• Instructions to follow: Without skipping anything, write out each record below exactly.

====== Data for the task

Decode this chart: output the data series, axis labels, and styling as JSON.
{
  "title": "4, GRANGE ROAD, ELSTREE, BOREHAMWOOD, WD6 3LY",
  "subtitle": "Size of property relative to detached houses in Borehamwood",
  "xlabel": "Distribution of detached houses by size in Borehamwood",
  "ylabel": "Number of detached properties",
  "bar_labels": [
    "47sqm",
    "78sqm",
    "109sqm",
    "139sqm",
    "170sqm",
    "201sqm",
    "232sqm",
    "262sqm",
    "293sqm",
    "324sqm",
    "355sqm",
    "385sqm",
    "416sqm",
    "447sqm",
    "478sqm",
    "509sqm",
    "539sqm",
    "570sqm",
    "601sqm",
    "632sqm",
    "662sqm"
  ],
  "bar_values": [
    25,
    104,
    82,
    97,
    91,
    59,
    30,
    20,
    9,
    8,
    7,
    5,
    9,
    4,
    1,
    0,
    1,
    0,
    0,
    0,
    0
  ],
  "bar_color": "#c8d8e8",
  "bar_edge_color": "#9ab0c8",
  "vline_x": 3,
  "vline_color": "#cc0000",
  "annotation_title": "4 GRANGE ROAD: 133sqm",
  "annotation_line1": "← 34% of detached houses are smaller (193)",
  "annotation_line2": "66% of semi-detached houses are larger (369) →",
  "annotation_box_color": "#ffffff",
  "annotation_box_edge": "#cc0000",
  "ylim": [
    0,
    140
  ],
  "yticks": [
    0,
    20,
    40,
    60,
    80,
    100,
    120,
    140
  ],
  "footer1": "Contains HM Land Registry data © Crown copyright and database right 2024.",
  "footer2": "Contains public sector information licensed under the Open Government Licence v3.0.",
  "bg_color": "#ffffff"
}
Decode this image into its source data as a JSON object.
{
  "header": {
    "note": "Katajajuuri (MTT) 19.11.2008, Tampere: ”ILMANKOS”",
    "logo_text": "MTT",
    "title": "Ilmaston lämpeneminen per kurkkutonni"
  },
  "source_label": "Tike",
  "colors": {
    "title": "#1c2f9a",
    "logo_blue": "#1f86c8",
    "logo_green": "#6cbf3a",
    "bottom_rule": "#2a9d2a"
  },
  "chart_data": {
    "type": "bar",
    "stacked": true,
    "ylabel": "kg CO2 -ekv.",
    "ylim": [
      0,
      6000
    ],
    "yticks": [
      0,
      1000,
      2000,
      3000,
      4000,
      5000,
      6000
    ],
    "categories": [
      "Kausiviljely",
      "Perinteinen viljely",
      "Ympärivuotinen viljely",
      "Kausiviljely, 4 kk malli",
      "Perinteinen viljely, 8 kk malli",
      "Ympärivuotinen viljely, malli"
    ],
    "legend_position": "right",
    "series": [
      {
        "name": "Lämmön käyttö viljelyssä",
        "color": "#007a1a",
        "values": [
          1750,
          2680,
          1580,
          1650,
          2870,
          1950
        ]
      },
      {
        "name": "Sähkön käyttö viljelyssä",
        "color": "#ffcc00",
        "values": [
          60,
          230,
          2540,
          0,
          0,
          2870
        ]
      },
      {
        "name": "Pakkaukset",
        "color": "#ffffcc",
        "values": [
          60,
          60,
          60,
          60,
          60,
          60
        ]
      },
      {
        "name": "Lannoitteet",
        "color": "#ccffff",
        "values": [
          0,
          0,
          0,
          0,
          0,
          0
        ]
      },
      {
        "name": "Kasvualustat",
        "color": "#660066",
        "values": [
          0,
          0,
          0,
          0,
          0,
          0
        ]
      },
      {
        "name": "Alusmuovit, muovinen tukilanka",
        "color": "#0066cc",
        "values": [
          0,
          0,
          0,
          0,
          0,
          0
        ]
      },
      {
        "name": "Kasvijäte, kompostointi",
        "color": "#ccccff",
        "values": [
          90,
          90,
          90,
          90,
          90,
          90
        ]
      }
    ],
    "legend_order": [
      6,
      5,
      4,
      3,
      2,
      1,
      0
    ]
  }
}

============

• Complete response:
Decode this chart: output the data series, axis labels, and styling as JSON.
{
  "title": "4, GRANGE ROAD, ELSTREE, BOREHAMWOOD, WD6 3LY",
  "subtitle": "Size of property relative to detached houses in Borehamwood",
  "xlabel": "Distribution of detached houses by size in Borehamwood",
  "ylabel": "Number of detached properties",
  "bar_labels": [
    "47sqm",
    "78sqm",
    "109sqm",
    "139sqm",
    "170sqm",
    "201sqm",
    "232sqm",
    "262sqm",
    "293sqm",
    "324sqm",
    "355sqm",
    "385sqm",
    "416sqm",
    "447sqm",
    "478sqm",
    "509sqm",
    "539sqm",
    "570sqm",
    "601sqm",
    "632sqm",
    "662sqm"
  ],
  "bar_values": [
    25,
    104,
    82,
    97,
    91,
    59,
    30,
    20,
    9,
    8,
    7,
    5,
    9,
    4,
    1,
    0,
    1,
    0,
    0,
    0,
    0
  ],
  "bar_color": "#c8d8e8",
  "bar_edge_color": "#9ab0c8",
  "vline_x": 3,
  "vline_color": "#cc0000",
  "annotation_title": "4 GRANGE ROAD: 133sqm",
  "annotation_line1": "← 34% of detached houses are smaller (193)",
  "annotation_line2": "66% of semi-detached houses are larger (369) →",
  "annotation_box_color": "#ffffff",
  "annotation_box_edge": "#cc0000",
  "ylim": [
    0,
    140
  ],
  "yticks": [
    0,
    20,
    40,
    60,
    80,
    100,
    120,
    140
  ],
  "footer1": "Contains HM Land Registry data © Crown copyright and database right 2024.",
  "footer2": "Contains public sector information licensed under the Open Government Licence v3.0.",
  "bg_color": "#ffffff"
}
Decode this image into its source data as a JSON object.
{
  "header": {
    "note": "Katajajuuri (MTT) 19.11.2008, Tampere: ”ILMANKOS”",
    "logo_text": "MTT",
    "title": "Ilmaston lämpeneminen per kurkkutonni"
  },
  "source_label": "Tike",
  "colors": {
    "title": "#1c2f9a",
    "logo_blue": "#1f86c8",
    "logo_green": "#6cbf3a",
    "bottom_rule": "#2a9d2a"
  },
  "chart_data": {
    "type": "bar",
    "stacked": true,
    "ylabel": "kg CO2 -ekv.",
    "ylim": [
      0,
      6000
    ],
    "yticks": [
      0,
      1000,
      2000,
      3000,
      4000,
      5000,
      6000
    ],
    "categories": [
      "Kausiviljely",
      "Perinteinen viljely",
      "Ympärivuotinen viljely",
      "Kausiviljely, 4 kk malli",
      "Perinteinen viljely, 8 kk malli",
      "Ympärivuotinen viljely, malli"
    ],
    "legend_position": "right",
    "series": [
      {
        "name": "Lämmön käyttö viljelyssä",
        "color": "#007a1a",
        "values": [
          1750,
          2680,
          1580,
          1650,
          2870,
          1950
        ]
      },
      {
        "name": "Sähkön käyttö viljelyssä",
        "color": "#ffcc00",
        "values": [
          60,
          230,
          2540,
          0,
          0,
          2870
        ]
      },
      {
        "name": "Pakkaukset",
        "color": "#ffffcc",
        "values": [
          60,
          60,
          60,
          60,
          60,
          60
        ]
      },
      {
        "name": "Lannoitteet",
        "color": "#ccffff",
        "values": [
          0,
          0,
          0,
          0,
          0,
          0
        ]
      },
      {
        "name": "Kasvualustat",
        "color": "#660066",
        "values": [
          0,
          0,
          0,
          0,
          0,
          0
        ]
      },
      {
        "name": "Alusmuovit, muovinen tukilanka",
        "color": "#0066cc",
        "values": [
          0,
          0,
          0,
          0,
          0,
          0
        ]
      },
      {
        "name": "Kasvijäte, kompostointi",
        "color": "#ccccff",
        "values": [
          90,
          90,
          90,
          90,
          90,
          90
        ]
      }
    ],
    "legend_order": [
      6,
      5,
      4,
      3,
      2,
      1,
      0
    ]
  }
}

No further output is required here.